Structured figure records:
══════════════════════════════

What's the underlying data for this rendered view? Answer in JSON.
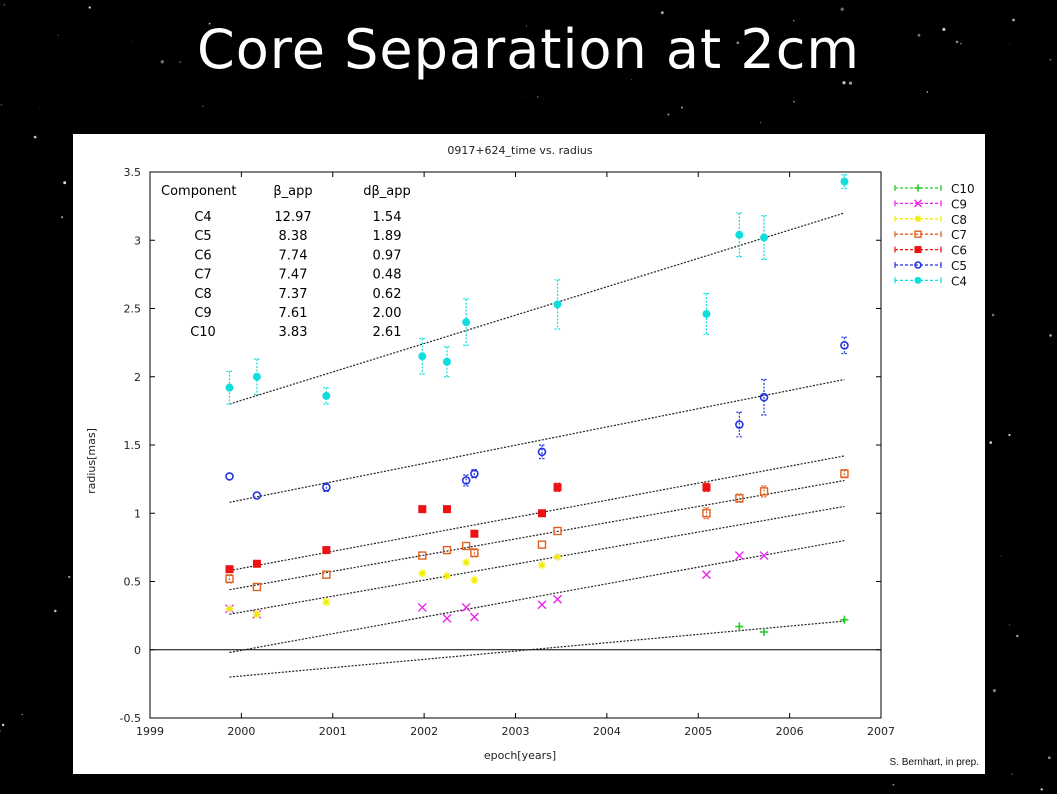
{
  "slide": {
    "title": "Core Separation at 2cm",
    "credit": "S. Bernhart, in prep."
  },
  "chart_data": {
    "type": "scatter",
    "title": "0917+624_time vs. radius",
    "xlabel": "epoch[years]",
    "ylabel": "radius[mas]",
    "xlim": [
      1999,
      2007
    ],
    "ylim": [
      -0.5,
      3.5
    ],
    "xticks": [
      1999,
      2000,
      2001,
      2002,
      2003,
      2004,
      2005,
      2006,
      2007
    ],
    "yticks": [
      -0.5,
      0,
      0.5,
      1,
      1.5,
      2,
      2.5,
      3,
      3.5
    ],
    "ytick_labels": [
      "-0.5",
      "0",
      "0.5",
      "1",
      "1.5",
      "2",
      "2.5",
      "3",
      "3.5"
    ],
    "legend_position": "top-right",
    "grid": false,
    "table": {
      "headers": [
        "Component",
        "β_app",
        "dβ_app"
      ],
      "rows": [
        [
          "C4",
          "12.97",
          "1.54"
        ],
        [
          "C5",
          "8.38",
          "1.89"
        ],
        [
          "C6",
          "7.74",
          "0.97"
        ],
        [
          "C7",
          "7.47",
          "0.48"
        ],
        [
          "C8",
          "7.37",
          "0.62"
        ],
        [
          "C9",
          "7.61",
          "2.00"
        ],
        [
          "C10",
          "3.83",
          "2.61"
        ]
      ]
    },
    "series": [
      {
        "name": "C10",
        "color": "#22cc22",
        "marker": "plus",
        "x": [
          2005.45,
          2005.72,
          2006.6
        ],
        "y": [
          0.17,
          0.13,
          0.22
        ],
        "err": [
          0.02,
          0.02,
          0.02
        ]
      },
      {
        "name": "C9",
        "color": "#ee22ee",
        "marker": "x",
        "x": [
          1999.87,
          2000.17,
          2001.98,
          2002.25,
          2002.46,
          2002.55,
          2003.29,
          2003.46,
          2005.09,
          2005.45,
          2005.72
        ],
        "y": [
          0.3,
          0.26,
          0.31,
          0.23,
          0.31,
          0.24,
          0.33,
          0.37,
          0.55,
          0.69,
          0.69
        ],
        "err": [
          0.02,
          0.02,
          0.02,
          0.02,
          0.02,
          0.02,
          0.02,
          0.02,
          0.02,
          0.02,
          0.02
        ]
      },
      {
        "name": "C8",
        "color": "#eeee00",
        "marker": "star",
        "x": [
          1999.87,
          2000.17,
          2000.93,
          2001.98,
          2002.25,
          2002.46,
          2002.55,
          2003.29,
          2003.46
        ],
        "y": [
          0.3,
          0.26,
          0.35,
          0.56,
          0.54,
          0.64,
          0.51,
          0.62,
          0.68
        ],
        "err": [
          0.02,
          0.02,
          0.02,
          0.02,
          0.02,
          0.02,
          0.02,
          0.02,
          0.02
        ]
      },
      {
        "name": "C7",
        "color": "#e06020",
        "marker": "square-open",
        "x": [
          1999.87,
          2000.17,
          2000.93,
          2001.98,
          2002.25,
          2002.46,
          2002.55,
          2003.29,
          2003.46,
          2005.09,
          2005.45,
          2005.72,
          2006.6
        ],
        "y": [
          0.52,
          0.46,
          0.55,
          0.69,
          0.73,
          0.76,
          0.71,
          0.77,
          0.87,
          1.0,
          1.11,
          1.16,
          1.29
        ],
        "err": [
          0.03,
          0.02,
          0.02,
          0.02,
          0.02,
          0.02,
          0.03,
          0.02,
          0.02,
          0.04,
          0.03,
          0.04,
          0.03
        ]
      },
      {
        "name": "C6",
        "color": "#ee1111",
        "marker": "square",
        "x": [
          1999.87,
          2000.17,
          2000.93,
          2001.98,
          2002.25,
          2002.55,
          2003.29,
          2003.46,
          2005.09
        ],
        "y": [
          0.59,
          0.63,
          0.73,
          1.03,
          1.03,
          0.85,
          1.0,
          1.19,
          1.19
        ],
        "err": [
          0.02,
          0.02,
          0.02,
          0.02,
          0.02,
          0.02,
          0.02,
          0.03,
          0.03
        ]
      },
      {
        "name": "C5",
        "color": "#2233dd",
        "marker": "circle-open",
        "x": [
          1999.87,
          2000.17,
          2000.93,
          2002.46,
          2002.55,
          2003.29,
          2005.45,
          2005.72,
          2006.6
        ],
        "y": [
          1.27,
          1.13,
          1.19,
          1.24,
          1.29,
          1.45,
          1.65,
          1.85,
          2.23
        ],
        "err": [
          0.02,
          0.02,
          0.03,
          0.04,
          0.03,
          0.05,
          0.09,
          0.13,
          0.06
        ]
      },
      {
        "name": "C4",
        "color": "#11dddd",
        "marker": "circle",
        "x": [
          1999.87,
          2000.17,
          2000.93,
          2001.98,
          2002.25,
          2002.46,
          2003.46,
          2005.09,
          2005.45,
          2005.72,
          2006.6
        ],
        "y": [
          1.92,
          2.0,
          1.86,
          2.15,
          2.11,
          2.4,
          2.53,
          2.46,
          3.04,
          3.02,
          3.43
        ],
        "err": [
          0.12,
          0.13,
          0.06,
          0.13,
          0.11,
          0.17,
          0.18,
          0.15,
          0.16,
          0.16,
          0.05
        ]
      }
    ],
    "fit_lines": [
      {
        "x": [
          1999.87,
          2006.6
        ],
        "y": [
          1.8,
          3.2
        ]
      },
      {
        "x": [
          1999.87,
          2006.6
        ],
        "y": [
          1.08,
          1.98
        ]
      },
      {
        "x": [
          1999.87,
          2006.6
        ],
        "y": [
          0.58,
          1.42
        ]
      },
      {
        "x": [
          1999.87,
          2006.6
        ],
        "y": [
          0.44,
          1.24
        ]
      },
      {
        "x": [
          1999.87,
          2006.6
        ],
        "y": [
          0.26,
          1.05
        ]
      },
      {
        "x": [
          1999.87,
          2006.6
        ],
        "y": [
          -0.02,
          0.8
        ]
      },
      {
        "x": [
          1999.87,
          2006.6
        ],
        "y": [
          -0.2,
          0.21
        ]
      }
    ]
  }
}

══════════════════════════════

> **Task directions**:
Copy out the records above in full, exactly as written, but not the pictures.

> **Output of the exercise**:
What's the underlying data for this rendered view? Answer in JSON.
{
  "slide": {
    "title": "Core Separation at 2cm",
    "credit": "S. Bernhart, in prep."
  },
  "chart_data": {
    "type": "scatter",
    "title": "0917+624_time vs. radius",
    "xlabel": "epoch[years]",
    "ylabel": "radius[mas]",
    "xlim": [
      1999,
      2007
    ],
    "ylim": [
      -0.5,
      3.5
    ],
    "xticks": [
      1999,
      2000,
      2001,
      2002,
      2003,
      2004,
      2005,
      2006,
      2007
    ],
    "yticks": [
      -0.5,
      0,
      0.5,
      1,
      1.5,
      2,
      2.5,
      3,
      3.5
    ],
    "ytick_labels": [
      "-0.5",
      "0",
      "0.5",
      "1",
      "1.5",
      "2",
      "2.5",
      "3",
      "3.5"
    ],
    "legend_position": "top-right",
    "grid": false,
    "table": {
      "headers": [
        "Component",
        "β_app",
        "dβ_app"
      ],
      "rows": [
        [
          "C4",
          "12.97",
          "1.54"
        ],
        [
          "C5",
          "8.38",
          "1.89"
        ],
        [
          "C6",
          "7.74",
          "0.97"
        ],
        [
          "C7",
          "7.47",
          "0.48"
        ],
        [
          "C8",
          "7.37",
          "0.62"
        ],
        [
          "C9",
          "7.61",
          "2.00"
        ],
        [
          "C10",
          "3.83",
          "2.61"
        ]
      ]
    },
    "series": [
      {
        "name": "C10",
        "color": "#22cc22",
        "marker": "plus",
        "x": [
          2005.45,
          2005.72,
          2006.6
        ],
        "y": [
          0.17,
          0.13,
          0.22
        ],
        "err": [
          0.02,
          0.02,
          0.02
        ]
      },
      {
        "name": "C9",
        "color": "#ee22ee",
        "marker": "x",
        "x": [
          1999.87,
          2000.17,
          2001.98,
          2002.25,
          2002.46,
          2002.55,
          2003.29,
          2003.46,
          2005.09,
          2005.45,
          2005.72
        ],
        "y": [
          0.3,
          0.26,
          0.31,
          0.23,
          0.31,
          0.24,
          0.33,
          0.37,
          0.55,
          0.69,
          0.69
        ],
        "err": [
          0.02,
          0.02,
          0.02,
          0.02,
          0.02,
          0.02,
          0.02,
          0.02,
          0.02,
          0.02,
          0.02
        ]
      },
      {
        "name": "C8",
        "color": "#eeee00",
        "marker": "star",
        "x": [
          1999.87,
          2000.17,
          2000.93,
          2001.98,
          2002.25,
          2002.46,
          2002.55,
          2003.29,
          2003.46
        ],
        "y": [
          0.3,
          0.26,
          0.35,
          0.56,
          0.54,
          0.64,
          0.51,
          0.62,
          0.68
        ],
        "err": [
          0.02,
          0.02,
          0.02,
          0.02,
          0.02,
          0.02,
          0.02,
          0.02,
          0.02
        ]
      },
      {
        "name": "C7",
        "color": "#e06020",
        "marker": "square-open",
        "x": [
          1999.87,
          2000.17,
          2000.93,
          2001.98,
          2002.25,
          2002.46,
          2002.55,
          2003.29,
          2003.46,
          2005.09,
          2005.45,
          2005.72,
          2006.6
        ],
        "y": [
          0.52,
          0.46,
          0.55,
          0.69,
          0.73,
          0.76,
          0.71,
          0.77,
          0.87,
          1.0,
          1.11,
          1.16,
          1.29
        ],
        "err": [
          0.03,
          0.02,
          0.02,
          0.02,
          0.02,
          0.02,
          0.03,
          0.02,
          0.02,
          0.04,
          0.03,
          0.04,
          0.03
        ]
      },
      {
        "name": "C6",
        "color": "#ee1111",
        "marker": "square",
        "x": [
          1999.87,
          2000.17,
          2000.93,
          2001.98,
          2002.25,
          2002.55,
          2003.29,
          2003.46,
          2005.09
        ],
        "y": [
          0.59,
          0.63,
          0.73,
          1.03,
          1.03,
          0.85,
          1.0,
          1.19,
          1.19
        ],
        "err": [
          0.02,
          0.02,
          0.02,
          0.02,
          0.02,
          0.02,
          0.02,
          0.03,
          0.03
        ]
      },
      {
        "name": "C5",
        "color": "#2233dd",
        "marker": "circle-open",
        "x": [
          1999.87,
          2000.17,
          2000.93,
          2002.46,
          2002.55,
          2003.29,
          2005.45,
          2005.72,
          2006.6
        ],
        "y": [
          1.27,
          1.13,
          1.19,
          1.24,
          1.29,
          1.45,
          1.65,
          1.85,
          2.23
        ],
        "err": [
          0.02,
          0.02,
          0.03,
          0.04,
          0.03,
          0.05,
          0.09,
          0.13,
          0.06
        ]
      },
      {
        "name": "C4",
        "color": "#11dddd",
        "marker": "circle",
        "x": [
          1999.87,
          2000.17,
          2000.93,
          2001.98,
          2002.25,
          2002.46,
          2003.46,
          2005.09,
          2005.45,
          2005.72,
          2006.6
        ],
        "y": [
          1.92,
          2.0,
          1.86,
          2.15,
          2.11,
          2.4,
          2.53,
          2.46,
          3.04,
          3.02,
          3.43
        ],
        "err": [
          0.12,
          0.13,
          0.06,
          0.13,
          0.11,
          0.17,
          0.18,
          0.15,
          0.16,
          0.16,
          0.05
        ]
      }
    ],
    "fit_lines": [
      {
        "x": [
          1999.87,
          2006.6
        ],
        "y": [
          1.8,
          3.2
        ]
      },
      {
        "x": [
          1999.87,
          2006.6
        ],
        "y": [
          1.08,
          1.98
        ]
      },
      {
        "x": [
          1999.87,
          2006.6
        ],
        "y": [
          0.58,
          1.42
        ]
      },
      {
        "x": [
          1999.87,
          2006.6
        ],
        "y": [
          0.44,
          1.24
        ]
      },
      {
        "x": [
          1999.87,
          2006.6
        ],
        "y": [
          0.26,
          1.05
        ]
      },
      {
        "x": [
          1999.87,
          2006.6
        ],
        "y": [
          -0.02,
          0.8
        ]
      },
      {
        "x": [
          1999.87,
          2006.6
        ],
        "y": [
          -0.2,
          0.21
        ]
      }
    ]
  }
}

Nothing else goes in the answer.